(Saved entries)
========================

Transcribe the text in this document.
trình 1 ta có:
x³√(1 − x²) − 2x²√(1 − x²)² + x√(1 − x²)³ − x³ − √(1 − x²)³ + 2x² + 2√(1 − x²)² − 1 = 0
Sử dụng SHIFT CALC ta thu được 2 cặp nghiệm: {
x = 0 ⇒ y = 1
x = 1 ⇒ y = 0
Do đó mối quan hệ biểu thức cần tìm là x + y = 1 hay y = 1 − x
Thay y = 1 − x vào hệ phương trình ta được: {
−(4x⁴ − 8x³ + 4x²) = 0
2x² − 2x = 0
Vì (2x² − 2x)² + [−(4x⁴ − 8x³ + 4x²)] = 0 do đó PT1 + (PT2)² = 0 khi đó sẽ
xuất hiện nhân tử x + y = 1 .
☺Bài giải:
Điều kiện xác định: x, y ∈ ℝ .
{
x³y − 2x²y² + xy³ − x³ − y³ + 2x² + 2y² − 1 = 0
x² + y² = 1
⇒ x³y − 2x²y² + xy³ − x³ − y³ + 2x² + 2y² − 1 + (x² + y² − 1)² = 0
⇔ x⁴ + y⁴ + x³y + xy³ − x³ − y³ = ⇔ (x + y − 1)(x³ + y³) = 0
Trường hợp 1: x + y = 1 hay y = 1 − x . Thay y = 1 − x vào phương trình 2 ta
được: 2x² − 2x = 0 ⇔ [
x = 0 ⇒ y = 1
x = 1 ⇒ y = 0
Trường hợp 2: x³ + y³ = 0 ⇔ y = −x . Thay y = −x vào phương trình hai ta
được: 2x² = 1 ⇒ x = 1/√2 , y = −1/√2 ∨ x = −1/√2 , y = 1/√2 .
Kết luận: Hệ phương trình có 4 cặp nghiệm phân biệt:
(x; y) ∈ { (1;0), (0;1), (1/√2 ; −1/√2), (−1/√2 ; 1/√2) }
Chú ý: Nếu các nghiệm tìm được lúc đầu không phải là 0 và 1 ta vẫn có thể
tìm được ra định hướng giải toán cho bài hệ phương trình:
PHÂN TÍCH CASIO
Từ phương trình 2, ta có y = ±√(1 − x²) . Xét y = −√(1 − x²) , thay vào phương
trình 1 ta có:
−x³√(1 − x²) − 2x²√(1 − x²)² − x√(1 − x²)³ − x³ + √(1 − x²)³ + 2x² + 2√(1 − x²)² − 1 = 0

========================

Exercise: Write out every entry above, word for word.

Output below:
Transcribe the text in this document.
trình 1 ta có:
x³√(1 − x²) − 2x²√(1 − x²)² + x√(1 − x²)³ − x³ − √(1 − x²)³ + 2x² + 2√(1 − x²)² − 1 = 0
Sử dụng SHIFT CALC ta thu được 2 cặp nghiệm: {
x = 0 ⇒ y = 1
x = 1 ⇒ y = 0
Do đó mối quan hệ biểu thức cần tìm là x + y = 1 hay y = 1 − x
Thay y = 1 − x vào hệ phương trình ta được: {
−(4x⁴ − 8x³ + 4x²) = 0
2x² − 2x = 0
Vì (2x² − 2x)² + [−(4x⁴ − 8x³ + 4x²)] = 0 do đó PT1 + (PT2)² = 0 khi đó sẽ
xuất hiện nhân tử x + y = 1 .
☺Bài giải:
Điều kiện xác định: x, y ∈ ℝ .
{
x³y − 2x²y² + xy³ − x³ − y³ + 2x² + 2y² − 1 = 0
x² + y² = 1
⇒ x³y − 2x²y² + xy³ − x³ − y³ + 2x² + 2y² − 1 + (x² + y² − 1)² = 0
⇔ x⁴ + y⁴ + x³y + xy³ − x³ − y³ = ⇔ (x + y − 1)(x³ + y³) = 0
Trường hợp 1: x + y = 1 hay y = 1 − x . Thay y = 1 − x vào phương trình 2 ta
được: 2x² − 2x = 0 ⇔ [
x = 0 ⇒ y = 1
x = 1 ⇒ y = 0
Trường hợp 2: x³ + y³ = 0 ⇔ y = −x . Thay y = −x vào phương trình hai ta
được: 2x² = 1 ⇒ x = 1/√2 , y = −1/√2 ∨ x = −1/√2 , y = 1/√2 .
Kết luận: Hệ phương trình có 4 cặp nghiệm phân biệt:
(x; y) ∈ { (1;0), (0;1), (1/√2 ; −1/√2), (−1/√2 ; 1/√2) }
Chú ý: Nếu các nghiệm tìm được lúc đầu không phải là 0 và 1 ta vẫn có thể
tìm được ra định hướng giải toán cho bài hệ phương trình:
PHÂN TÍCH CASIO
Từ phương trình 2, ta có y = ±√(1 − x²) . Xét y = −√(1 − x²) , thay vào phương
trình 1 ta có:
−x³√(1 − x²) − 2x²√(1 − x²)² − x√(1 − x²)³ − x³ + √(1 − x²)³ + 2x² + 2√(1 − x²)² − 1 = 0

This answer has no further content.